Figure collection entries:
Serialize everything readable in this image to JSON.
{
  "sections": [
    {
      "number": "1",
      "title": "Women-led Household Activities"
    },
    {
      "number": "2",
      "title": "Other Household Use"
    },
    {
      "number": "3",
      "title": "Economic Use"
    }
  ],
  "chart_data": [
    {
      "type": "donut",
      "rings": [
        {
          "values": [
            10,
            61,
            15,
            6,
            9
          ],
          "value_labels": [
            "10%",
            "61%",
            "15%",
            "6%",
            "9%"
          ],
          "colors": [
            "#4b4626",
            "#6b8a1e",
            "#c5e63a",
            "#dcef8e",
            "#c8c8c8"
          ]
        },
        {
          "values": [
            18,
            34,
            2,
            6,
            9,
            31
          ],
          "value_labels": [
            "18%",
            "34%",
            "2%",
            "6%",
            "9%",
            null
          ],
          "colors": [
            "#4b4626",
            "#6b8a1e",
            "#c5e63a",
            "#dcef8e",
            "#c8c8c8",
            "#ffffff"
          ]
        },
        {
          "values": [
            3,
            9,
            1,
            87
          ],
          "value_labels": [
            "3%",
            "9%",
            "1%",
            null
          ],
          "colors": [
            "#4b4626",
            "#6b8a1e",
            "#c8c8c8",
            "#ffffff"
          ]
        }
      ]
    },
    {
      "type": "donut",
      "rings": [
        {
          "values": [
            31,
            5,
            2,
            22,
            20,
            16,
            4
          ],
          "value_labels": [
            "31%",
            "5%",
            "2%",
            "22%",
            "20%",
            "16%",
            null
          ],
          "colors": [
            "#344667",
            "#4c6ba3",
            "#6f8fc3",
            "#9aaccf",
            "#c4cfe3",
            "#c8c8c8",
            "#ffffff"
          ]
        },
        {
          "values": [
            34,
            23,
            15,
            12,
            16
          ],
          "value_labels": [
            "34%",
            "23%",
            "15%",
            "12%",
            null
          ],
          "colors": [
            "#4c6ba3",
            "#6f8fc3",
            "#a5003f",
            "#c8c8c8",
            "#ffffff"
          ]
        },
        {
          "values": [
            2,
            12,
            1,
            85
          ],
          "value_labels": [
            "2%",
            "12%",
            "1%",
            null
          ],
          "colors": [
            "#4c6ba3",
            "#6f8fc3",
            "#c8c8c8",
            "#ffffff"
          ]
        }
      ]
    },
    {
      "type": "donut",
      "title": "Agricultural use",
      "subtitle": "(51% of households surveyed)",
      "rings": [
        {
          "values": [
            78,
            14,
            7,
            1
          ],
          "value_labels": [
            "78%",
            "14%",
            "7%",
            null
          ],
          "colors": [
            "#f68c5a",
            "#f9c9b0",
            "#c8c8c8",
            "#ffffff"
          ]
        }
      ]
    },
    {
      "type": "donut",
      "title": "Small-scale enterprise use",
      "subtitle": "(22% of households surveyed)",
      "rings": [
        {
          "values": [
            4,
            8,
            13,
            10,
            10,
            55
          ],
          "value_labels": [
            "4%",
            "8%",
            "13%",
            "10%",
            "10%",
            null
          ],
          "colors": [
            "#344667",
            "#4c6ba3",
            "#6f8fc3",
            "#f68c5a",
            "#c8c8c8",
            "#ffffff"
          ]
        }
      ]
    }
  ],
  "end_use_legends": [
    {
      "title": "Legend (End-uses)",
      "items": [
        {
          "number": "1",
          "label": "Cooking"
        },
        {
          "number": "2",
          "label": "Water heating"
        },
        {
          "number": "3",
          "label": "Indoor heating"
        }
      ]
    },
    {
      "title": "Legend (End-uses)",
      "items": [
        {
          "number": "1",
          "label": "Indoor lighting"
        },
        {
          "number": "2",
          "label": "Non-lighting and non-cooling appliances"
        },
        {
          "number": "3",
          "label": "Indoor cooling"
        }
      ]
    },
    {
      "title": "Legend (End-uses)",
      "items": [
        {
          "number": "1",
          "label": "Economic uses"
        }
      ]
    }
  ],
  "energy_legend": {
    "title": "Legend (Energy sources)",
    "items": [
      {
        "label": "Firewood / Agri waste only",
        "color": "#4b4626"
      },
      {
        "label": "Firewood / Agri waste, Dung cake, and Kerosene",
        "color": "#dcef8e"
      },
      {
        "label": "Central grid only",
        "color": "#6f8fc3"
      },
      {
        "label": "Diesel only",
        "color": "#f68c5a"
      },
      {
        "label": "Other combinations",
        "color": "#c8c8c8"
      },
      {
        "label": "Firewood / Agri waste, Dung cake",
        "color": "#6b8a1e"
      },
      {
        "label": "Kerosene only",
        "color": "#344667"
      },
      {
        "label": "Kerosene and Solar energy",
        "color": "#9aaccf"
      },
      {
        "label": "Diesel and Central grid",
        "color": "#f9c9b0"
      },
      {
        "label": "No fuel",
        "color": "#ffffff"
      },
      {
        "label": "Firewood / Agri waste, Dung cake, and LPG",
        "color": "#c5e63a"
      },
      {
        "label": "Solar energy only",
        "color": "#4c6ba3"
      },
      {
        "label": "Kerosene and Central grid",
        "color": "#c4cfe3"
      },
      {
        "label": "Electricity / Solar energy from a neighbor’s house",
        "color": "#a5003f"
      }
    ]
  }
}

## Set task
In the records above, locate every line with the string "cake" and copy it.

## The response
        "label": "Firewood / Agri waste, Dung cake, and Kerosene",
        "label": "Firewood / Agri waste, Dung cake",
        "label": "Firewood / Agri waste, Dung cake, and LPG",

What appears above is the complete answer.